------ Texto fornecido ------

Sunday, 24 de November de 2024 ISSN 1519-7670 - Ano 24 - nº 1315

Filme de Daniela Thomas busca uma saída para cegueira nacional

Há um tipo de arte desconcertante. Aquela que, de imediato, entrega ao espectador toda sua força, mesmo que este, em seu breve contato com a obra, não possa dar conta dela plenamente. Há uma agitação, um certo desconforto por captar esta intensidade, e, ao mesmo tempo, ser incapaz de assimilá-la. É a estranha sensação de sobressalto e, de fato, nada ainda ocorreu. Mentira! O jogo mal começou e les jeux sont faits. “Vazante”, filme de Daniela Thomas, inscreve-se neste peculiar tipo de arte.

Um filme não opera tal qual uma equação. Dele não deve ser cobrado uma derivação eficiente de um componente ao outro, nem exigir que haja uma beleza lógica em seu desenrolar. Por vezes, basta uma sequência de imagens, uma justa composição na dramaturgia para que o filme alcance o seu esplendor. O empreendimento cinematográfico, que beira a uma realização do impossível, ao flertar constantemente com este risco fatal, o do seu fracasso, não precisa vencer a batalha de cada travelling, por exemplo, mas, e esta é a magia de sua força, basta um momento de graça para que todo o esforço da direção, dos atores e da montagem se justifiquem. Não há filme mal resolvido. Ou o filme cumpre sua função ou não passa de uma coletânea de imagens cuja a produção custou caro demais para ser executada. Seu triunfo não comporta carências nem excessos.

Nudez. A câmera traça uma linha. Um parto que termina com a morte da criança e de sua mãe, um senhor de terras descalço em seu cavalo encharcado por uma tempestade, um desfilar indistinto de pés e patas no aguaceiro e uma criança hipnotizada pela chuva enquanto chafurda seus pés na lama. Toda intensidade concentra-se nesta sequência inicial. O filme termina aqui, em todo o seu brilho.

------

* _Trabalho proposto_:
(a) Diga se cada afirmação abaixo está de acordo com a crítica de "Vazante". Responda sim ou não e cite as palavras do texto que decidem a resposta.
(i) "Vazante" é um filme de Daniela Thomas.
(ii) De um filme deve ser cobrada uma derivação eficiente de um componente ao outro.
(iii) Na sequência inicial, o parto termina com a criança e a mãe vivas.
(b) Transcreva, por favor, o trecho da crítica de "Vazante" que começa em "Nudez. A câmera" e vai até "o seu brilho.", incluindo este final.

------ Registros listados ------

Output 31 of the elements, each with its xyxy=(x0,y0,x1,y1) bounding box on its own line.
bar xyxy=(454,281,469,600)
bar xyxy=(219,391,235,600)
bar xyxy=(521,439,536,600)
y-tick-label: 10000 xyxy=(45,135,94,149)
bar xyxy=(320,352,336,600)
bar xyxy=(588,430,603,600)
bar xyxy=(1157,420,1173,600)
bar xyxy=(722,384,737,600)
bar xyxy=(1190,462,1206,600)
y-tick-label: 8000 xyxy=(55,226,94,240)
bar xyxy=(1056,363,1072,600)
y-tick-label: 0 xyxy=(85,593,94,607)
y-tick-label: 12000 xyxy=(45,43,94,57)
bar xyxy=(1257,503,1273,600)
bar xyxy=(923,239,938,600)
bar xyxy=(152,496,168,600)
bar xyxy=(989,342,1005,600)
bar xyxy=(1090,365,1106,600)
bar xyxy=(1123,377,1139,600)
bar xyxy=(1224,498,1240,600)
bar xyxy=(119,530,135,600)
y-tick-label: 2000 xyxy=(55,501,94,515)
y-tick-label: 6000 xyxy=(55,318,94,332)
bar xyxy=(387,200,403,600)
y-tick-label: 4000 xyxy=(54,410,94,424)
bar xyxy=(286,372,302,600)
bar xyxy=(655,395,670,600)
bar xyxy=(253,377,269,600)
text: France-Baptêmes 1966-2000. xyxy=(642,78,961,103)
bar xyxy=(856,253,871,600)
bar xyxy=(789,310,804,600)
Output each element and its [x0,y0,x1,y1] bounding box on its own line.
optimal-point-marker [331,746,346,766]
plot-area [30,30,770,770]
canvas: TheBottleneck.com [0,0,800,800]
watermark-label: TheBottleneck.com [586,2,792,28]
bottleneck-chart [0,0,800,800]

------

* _Exercícios resolvidos_:
(a)
(i) Sim: "“Vazante”, filme de Daniela Thomas, inscreve-se neste peculiar tipo de arte."
(ii) Não: "Dele não deve ser cobrado uma derivação eficiente de um componente ao outro".
(iii) Não: "Um parto que termina com a morte da criança e de sua mãe".

(b)
Nudez. A câmera traça uma linha. Um parto que termina com a morte da criança e de sua mãe, um senhor de terras descalço em seu cavalo encharcado por uma tempestade, um desfilar indistinto de pés e patas no aguaceiro e uma criança hipnotizada pela chuva enquanto chafurda seus pés na lama. Toda intensidade concentra-se nesta sequência inicial. O filme termina aqui, em todo o seu brilho.